** Begin MATERIAL TO PROCESS **

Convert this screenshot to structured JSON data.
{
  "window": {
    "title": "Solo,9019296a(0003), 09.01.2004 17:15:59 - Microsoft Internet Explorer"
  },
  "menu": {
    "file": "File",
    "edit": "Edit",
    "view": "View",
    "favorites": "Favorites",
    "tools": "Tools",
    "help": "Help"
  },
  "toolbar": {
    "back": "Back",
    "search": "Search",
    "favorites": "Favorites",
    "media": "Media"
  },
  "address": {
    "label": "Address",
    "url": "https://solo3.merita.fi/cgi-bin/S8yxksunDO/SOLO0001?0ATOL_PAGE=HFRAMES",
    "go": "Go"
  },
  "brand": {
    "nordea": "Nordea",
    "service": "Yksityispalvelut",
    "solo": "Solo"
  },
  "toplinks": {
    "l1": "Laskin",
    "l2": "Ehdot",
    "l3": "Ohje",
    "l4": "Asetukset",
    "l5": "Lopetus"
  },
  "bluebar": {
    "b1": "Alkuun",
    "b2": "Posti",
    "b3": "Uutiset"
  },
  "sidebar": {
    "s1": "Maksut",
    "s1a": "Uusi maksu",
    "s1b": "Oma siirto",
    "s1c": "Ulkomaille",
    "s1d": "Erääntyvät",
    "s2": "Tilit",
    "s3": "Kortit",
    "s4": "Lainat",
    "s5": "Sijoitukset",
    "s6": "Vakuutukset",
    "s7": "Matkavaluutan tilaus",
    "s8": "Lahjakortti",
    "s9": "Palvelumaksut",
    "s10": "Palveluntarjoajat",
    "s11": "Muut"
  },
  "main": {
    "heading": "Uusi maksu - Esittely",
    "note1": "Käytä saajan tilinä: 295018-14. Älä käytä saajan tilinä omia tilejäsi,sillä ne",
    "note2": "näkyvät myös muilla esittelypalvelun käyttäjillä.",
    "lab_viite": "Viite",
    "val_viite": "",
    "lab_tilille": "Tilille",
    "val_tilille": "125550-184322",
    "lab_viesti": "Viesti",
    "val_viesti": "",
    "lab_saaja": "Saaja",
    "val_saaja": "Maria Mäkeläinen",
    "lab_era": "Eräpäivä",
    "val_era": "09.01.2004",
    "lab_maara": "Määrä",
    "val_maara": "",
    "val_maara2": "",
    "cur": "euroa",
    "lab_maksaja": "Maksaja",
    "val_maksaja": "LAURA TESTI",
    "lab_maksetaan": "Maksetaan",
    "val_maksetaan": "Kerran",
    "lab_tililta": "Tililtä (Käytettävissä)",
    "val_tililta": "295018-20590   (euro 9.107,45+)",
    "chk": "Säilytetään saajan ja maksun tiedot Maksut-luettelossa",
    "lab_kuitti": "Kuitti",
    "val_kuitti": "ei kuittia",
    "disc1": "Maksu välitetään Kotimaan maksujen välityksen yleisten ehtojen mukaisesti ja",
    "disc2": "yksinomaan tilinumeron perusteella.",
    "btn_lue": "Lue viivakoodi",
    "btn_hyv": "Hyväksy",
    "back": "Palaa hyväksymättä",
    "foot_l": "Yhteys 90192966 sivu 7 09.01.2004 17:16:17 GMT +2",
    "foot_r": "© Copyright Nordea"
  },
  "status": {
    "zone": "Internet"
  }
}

** End MATERIAL TO PROCESS **

- DIRECTION
Reproduce the material precisely, including every line.

- RESULT
Convert this screenshot to structured JSON data.
{
  "window": {
    "title": "Solo,9019296a(0003), 09.01.2004 17:15:59 - Microsoft Internet Explorer"
  },
  "menu": {
    "file": "File",
    "edit": "Edit",
    "view": "View",
    "favorites": "Favorites",
    "tools": "Tools",
    "help": "Help"
  },
  "toolbar": {
    "back": "Back",
    "search": "Search",
    "favorites": "Favorites",
    "media": "Media"
  },
  "address": {
    "label": "Address",
    "url": "https://solo3.merita.fi/cgi-bin/S8yxksunDO/SOLO0001?0ATOL_PAGE=HFRAMES",
    "go": "Go"
  },
  "brand": {
    "nordea": "Nordea",
    "service": "Yksityispalvelut",
    "solo": "Solo"
  },
  "toplinks": {
    "l1": "Laskin",
    "l2": "Ehdot",
    "l3": "Ohje",
    "l4": "Asetukset",
    "l5": "Lopetus"
  },
  "bluebar": {
    "b1": "Alkuun",
    "b2": "Posti",
    "b3": "Uutiset"
  },
  "sidebar": {
    "s1": "Maksut",
    "s1a": "Uusi maksu",
    "s1b": "Oma siirto",
    "s1c": "Ulkomaille",
    "s1d": "Erääntyvät",
    "s2": "Tilit",
    "s3": "Kortit",
    "s4": "Lainat",
    "s5": "Sijoitukset",
    "s6": "Vakuutukset",
    "s7": "Matkavaluutan tilaus",
    "s8": "Lahjakortti",
    "s9": "Palvelumaksut",
    "s10": "Palveluntarjoajat",
    "s11": "Muut"
  },
  "main": {
    "heading": "Uusi maksu - Esittely",
    "note1": "Käytä saajan tilinä: 295018-14. Älä käytä saajan tilinä omia tilejäsi,sillä ne",
    "note2": "näkyvät myös muilla esittelypalvelun käyttäjillä.",
    "lab_viite": "Viite",
    "val_viite": "",
    "lab_tilille": "Tilille",
    "val_tilille": "125550-184322",
    "lab_viesti": "Viesti",
    "val_viesti": "",
    "lab_saaja": "Saaja",
    "val_saaja": "Maria Mäkeläinen",
    "lab_era": "Eräpäivä",
    "val_era": "09.01.2004",
    "lab_maara": "Määrä",
    "val_maara": "",
    "val_maara2": "",
    "cur": "euroa",
    "lab_maksaja": "Maksaja",
    "val_maksaja": "LAURA TESTI",
    "lab_maksetaan": "Maksetaan",
    "val_maksetaan": "Kerran",
    "lab_tililta": "Tililtä (Käytettävissä)",
    "val_tililta": "295018-20590   (euro 9.107,45+)",
    "chk": "Säilytetään saajan ja maksun tiedot Maksut-luettelossa",
    "lab_kuitti": "Kuitti",
    "val_kuitti": "ei kuittia",
    "disc1": "Maksu välitetään Kotimaan maksujen välityksen yleisten ehtojen mukaisesti ja",
    "disc2": "yksinomaan tilinumeron perusteella.",
    "btn_lue": "Lue viivakoodi",
    "btn_hyv": "Hyväksy",
    "back": "Palaa hyväksymättä",
    "foot_l": "Yhteys 90192966 sivu 7 09.01.2004 17:16:17 GMT +2",
    "foot_r": "© Copyright Nordea"
  },
  "status": {
    "zone": "Internet"
  }
}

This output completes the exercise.